• **MATERIALS PROVIDED**
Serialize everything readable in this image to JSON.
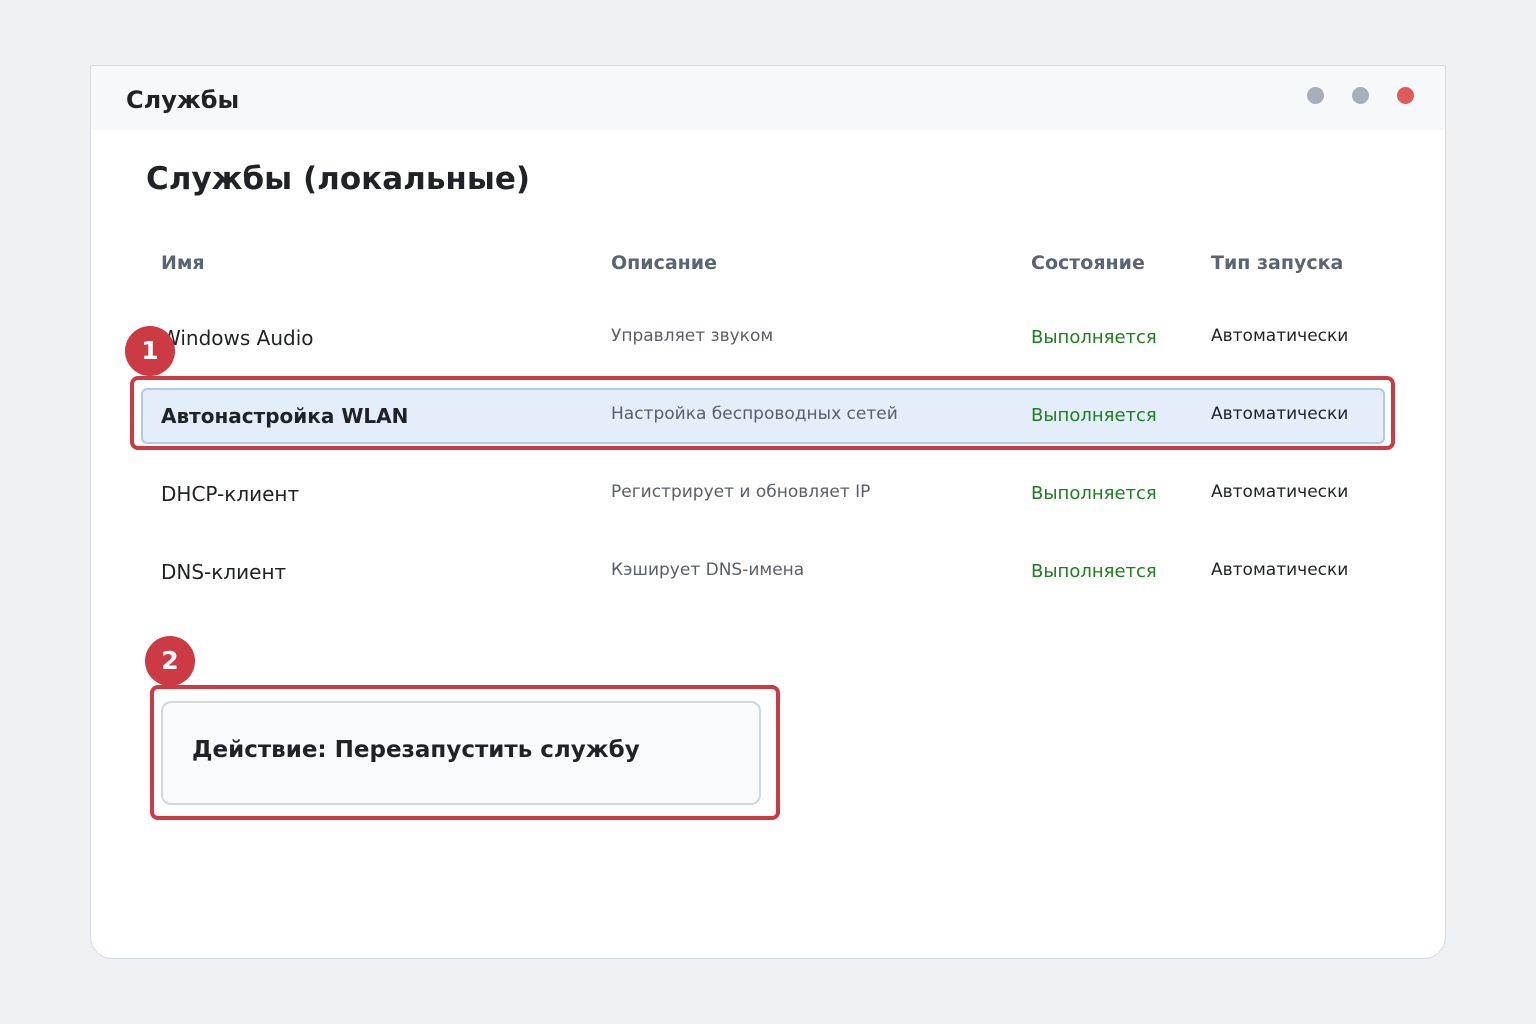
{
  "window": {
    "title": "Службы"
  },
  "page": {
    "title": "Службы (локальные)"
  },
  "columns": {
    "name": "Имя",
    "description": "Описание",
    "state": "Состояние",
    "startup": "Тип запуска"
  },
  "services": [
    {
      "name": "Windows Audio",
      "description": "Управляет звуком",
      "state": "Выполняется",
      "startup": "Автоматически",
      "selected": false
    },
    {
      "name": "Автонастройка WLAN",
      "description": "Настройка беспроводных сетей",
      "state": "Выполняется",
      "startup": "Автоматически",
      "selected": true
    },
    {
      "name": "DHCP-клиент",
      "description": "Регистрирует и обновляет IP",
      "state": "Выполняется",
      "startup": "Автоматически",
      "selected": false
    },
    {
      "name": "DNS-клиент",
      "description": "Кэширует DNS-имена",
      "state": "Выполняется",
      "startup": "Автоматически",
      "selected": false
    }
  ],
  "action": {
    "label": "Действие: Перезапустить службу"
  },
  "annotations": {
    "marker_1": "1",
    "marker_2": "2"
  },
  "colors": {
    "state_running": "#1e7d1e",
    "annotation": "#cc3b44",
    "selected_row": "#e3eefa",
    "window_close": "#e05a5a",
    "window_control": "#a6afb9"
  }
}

• **WRITTEN PROBLEM**
Show each line in the entries that holds the string "title".

• **SOLUTION TO THIS EXERCISE**
    "title": "Службы"
    "title": "Службы (локальные)"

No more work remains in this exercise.